━━━ READING PASSAGE

The real problem with research is this: you can't research everything. So even a writer as well-informed as Alan Powers has this to say about Harold Curwen's studies in the new lettering, '...he spent a year studying calligraphy with (Edward) Johnston at the Central School in London...'
A year to most of us would mean just that, a period of continuous study. The truth is Johnston's class, Writing and Illumination, took place weekly, on a Monday evening, between 7 and 9.30 pm. And this would all be inexcusable pedantry on my part except for this: we now forget how important evening classes were for vocational study for men and women from all backgrounds. Night school was the popular term and many people who attended gained qualifications necessary for them to succeed. Some years before Harold Curwen attended the class at the Central School, Alan Seaby had to take all his early art classes in exactly the same way. His father had died young and he had to help support the family as a pupil-teacher. It wasn't untill he had passed national examinations at evening classes held at Reading School of Art that he won a place at the University College there. Night school was a way up for all kinds of people.

━━━━━━
━━━ DATA LISTING

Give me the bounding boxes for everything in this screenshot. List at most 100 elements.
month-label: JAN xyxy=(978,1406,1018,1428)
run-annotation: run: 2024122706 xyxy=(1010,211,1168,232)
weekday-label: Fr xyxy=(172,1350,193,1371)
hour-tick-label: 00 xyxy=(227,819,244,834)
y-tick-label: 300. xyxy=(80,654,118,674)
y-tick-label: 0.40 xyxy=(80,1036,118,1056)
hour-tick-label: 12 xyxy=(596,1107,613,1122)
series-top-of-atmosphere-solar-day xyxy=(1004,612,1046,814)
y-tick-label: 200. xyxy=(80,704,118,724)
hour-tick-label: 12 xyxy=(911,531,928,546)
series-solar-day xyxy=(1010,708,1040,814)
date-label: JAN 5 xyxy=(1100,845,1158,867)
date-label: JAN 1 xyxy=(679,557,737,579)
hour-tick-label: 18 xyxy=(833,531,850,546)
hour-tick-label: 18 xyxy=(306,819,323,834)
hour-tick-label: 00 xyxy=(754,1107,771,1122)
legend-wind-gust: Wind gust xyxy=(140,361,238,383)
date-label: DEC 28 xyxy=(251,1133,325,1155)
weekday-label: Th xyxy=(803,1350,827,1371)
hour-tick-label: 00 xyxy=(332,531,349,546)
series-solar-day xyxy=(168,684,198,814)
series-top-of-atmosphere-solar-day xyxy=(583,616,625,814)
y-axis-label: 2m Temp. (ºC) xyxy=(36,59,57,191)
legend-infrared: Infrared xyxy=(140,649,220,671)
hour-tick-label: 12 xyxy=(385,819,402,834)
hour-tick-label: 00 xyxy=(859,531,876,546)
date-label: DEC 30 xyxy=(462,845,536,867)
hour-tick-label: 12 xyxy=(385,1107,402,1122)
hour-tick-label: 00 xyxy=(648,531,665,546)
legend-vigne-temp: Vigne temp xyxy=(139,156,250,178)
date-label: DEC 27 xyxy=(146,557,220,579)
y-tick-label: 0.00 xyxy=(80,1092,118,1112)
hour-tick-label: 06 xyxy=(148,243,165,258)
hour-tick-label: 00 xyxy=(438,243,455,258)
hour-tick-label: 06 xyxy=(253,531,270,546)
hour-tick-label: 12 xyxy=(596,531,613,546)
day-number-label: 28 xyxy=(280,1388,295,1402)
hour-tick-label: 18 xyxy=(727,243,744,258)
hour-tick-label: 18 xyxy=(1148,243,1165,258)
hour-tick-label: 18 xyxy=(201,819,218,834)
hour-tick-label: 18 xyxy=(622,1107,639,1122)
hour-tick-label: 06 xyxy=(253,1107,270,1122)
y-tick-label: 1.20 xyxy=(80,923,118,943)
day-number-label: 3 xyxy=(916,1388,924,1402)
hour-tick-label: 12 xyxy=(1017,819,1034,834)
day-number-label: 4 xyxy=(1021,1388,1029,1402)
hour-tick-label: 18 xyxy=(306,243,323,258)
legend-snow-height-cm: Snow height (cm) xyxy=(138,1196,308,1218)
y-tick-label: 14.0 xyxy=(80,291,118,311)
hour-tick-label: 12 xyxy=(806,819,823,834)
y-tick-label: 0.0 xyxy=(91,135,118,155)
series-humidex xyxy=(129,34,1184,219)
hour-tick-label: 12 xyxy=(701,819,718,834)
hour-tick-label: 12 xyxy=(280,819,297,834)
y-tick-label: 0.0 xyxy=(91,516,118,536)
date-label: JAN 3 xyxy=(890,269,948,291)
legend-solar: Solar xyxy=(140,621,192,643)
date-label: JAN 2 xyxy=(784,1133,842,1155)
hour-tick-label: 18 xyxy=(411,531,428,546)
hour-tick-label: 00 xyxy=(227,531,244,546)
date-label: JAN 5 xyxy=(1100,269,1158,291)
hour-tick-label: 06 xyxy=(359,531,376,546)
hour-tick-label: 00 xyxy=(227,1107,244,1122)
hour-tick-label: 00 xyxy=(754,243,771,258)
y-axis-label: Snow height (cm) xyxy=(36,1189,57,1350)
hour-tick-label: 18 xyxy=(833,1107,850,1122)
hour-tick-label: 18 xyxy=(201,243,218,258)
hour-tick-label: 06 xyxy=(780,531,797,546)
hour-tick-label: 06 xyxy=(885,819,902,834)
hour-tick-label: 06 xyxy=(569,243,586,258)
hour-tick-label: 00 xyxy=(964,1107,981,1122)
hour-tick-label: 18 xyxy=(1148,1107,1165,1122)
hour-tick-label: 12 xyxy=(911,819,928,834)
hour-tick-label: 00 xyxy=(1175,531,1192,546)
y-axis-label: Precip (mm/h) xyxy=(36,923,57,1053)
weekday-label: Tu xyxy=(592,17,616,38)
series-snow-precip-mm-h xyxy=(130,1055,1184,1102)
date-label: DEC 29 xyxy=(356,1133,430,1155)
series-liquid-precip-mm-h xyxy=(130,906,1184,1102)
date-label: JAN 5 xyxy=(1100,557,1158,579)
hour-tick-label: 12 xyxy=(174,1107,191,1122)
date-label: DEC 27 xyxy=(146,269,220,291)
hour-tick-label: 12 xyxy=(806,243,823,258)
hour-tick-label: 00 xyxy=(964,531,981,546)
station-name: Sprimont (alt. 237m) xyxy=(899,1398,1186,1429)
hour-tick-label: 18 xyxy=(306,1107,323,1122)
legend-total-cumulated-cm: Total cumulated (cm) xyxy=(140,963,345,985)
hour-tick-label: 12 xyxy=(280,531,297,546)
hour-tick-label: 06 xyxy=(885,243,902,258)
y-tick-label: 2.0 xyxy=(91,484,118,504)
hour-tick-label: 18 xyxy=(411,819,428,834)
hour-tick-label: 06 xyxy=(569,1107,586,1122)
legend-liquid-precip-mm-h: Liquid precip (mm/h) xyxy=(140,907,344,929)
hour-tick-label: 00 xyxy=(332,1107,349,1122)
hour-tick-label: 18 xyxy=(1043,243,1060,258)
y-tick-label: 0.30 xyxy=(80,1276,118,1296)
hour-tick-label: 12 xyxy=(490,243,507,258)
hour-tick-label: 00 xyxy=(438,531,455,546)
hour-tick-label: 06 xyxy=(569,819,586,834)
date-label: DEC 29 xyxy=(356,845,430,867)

━━━━━━

TASK INSTRUCTIONS:
1. According to the passage on night school, on which evening of the week and at what hours did Johnston's Writing and Illumination class meet?
2. Write the next paragraph of the passage on night school, picking up right after its final sentence.

RESPONSES FOR EACH TASK:
1. It met weekly on Monday evenings, between 7 and 9.30 pm.

2.
All that the courses at the time Curwen was at the Central School had in common with provincial evening classes was the time of day. By 1908, the year Curwen left, even that was changing. Sidney Lee's class had moved to an afternoon. As for other staff, Edward Johnston was fast becoming the leading figure in the revival of British lettering, Eric Gill was teaching design for monumental masons, Noel Rooke was kick-starting modern wood-engraving in the book-production department. It was not so much a matter of how much time you spent there, as how you learned. JD Batten famously went into Johnston's class one day asking if any student could cut lettering in stone and Johnston had put forward Eric Gill who he went on to describe as 'the stone-mason who is cutting the tomb-stone for Mr Batten'. (Batten was forty-five at the time).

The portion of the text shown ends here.